**Goal:** Answer with a single number: the count of lines that include the string "SPITEST".

**Dataset items:**
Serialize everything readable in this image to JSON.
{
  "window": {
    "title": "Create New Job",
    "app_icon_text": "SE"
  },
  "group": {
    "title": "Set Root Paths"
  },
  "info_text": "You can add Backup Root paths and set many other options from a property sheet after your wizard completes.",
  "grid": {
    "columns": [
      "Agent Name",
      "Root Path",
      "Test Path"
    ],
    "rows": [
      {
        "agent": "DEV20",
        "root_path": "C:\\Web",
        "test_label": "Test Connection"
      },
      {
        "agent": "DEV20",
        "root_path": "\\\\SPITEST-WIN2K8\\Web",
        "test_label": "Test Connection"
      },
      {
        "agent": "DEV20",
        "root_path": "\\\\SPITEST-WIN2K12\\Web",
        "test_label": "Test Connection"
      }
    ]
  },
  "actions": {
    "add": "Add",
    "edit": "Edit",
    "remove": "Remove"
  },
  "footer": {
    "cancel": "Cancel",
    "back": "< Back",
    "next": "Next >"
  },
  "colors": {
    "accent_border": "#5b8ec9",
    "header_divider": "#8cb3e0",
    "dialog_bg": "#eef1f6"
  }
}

**Response for this exercise:** 2